Stated exercise: Locate the string "Insights" in the records below. Copy every line where it occurs.

Dataset content:
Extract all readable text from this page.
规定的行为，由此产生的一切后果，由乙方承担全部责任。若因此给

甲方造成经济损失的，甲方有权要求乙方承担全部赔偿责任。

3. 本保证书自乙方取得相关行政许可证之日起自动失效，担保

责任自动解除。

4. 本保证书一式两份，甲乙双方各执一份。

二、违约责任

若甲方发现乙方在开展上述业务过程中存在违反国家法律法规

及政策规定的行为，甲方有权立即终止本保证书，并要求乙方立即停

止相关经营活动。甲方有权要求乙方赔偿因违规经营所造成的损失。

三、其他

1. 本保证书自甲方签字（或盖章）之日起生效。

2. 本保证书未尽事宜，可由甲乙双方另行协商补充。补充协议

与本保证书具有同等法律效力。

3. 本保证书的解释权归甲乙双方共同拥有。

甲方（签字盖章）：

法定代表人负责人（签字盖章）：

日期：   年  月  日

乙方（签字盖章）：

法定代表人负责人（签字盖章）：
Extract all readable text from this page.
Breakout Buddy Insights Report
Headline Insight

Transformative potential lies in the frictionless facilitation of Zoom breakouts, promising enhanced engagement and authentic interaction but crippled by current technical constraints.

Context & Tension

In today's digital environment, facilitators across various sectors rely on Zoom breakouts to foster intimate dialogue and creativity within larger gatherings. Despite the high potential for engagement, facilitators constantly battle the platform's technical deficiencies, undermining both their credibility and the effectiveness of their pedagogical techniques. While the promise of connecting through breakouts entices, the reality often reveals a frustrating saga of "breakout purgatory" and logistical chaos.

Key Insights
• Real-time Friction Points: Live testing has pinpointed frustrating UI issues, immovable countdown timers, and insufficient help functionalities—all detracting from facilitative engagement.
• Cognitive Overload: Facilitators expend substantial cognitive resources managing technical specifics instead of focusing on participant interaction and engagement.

Result of the task:
Breakout Buddy Insights Report
Key Insights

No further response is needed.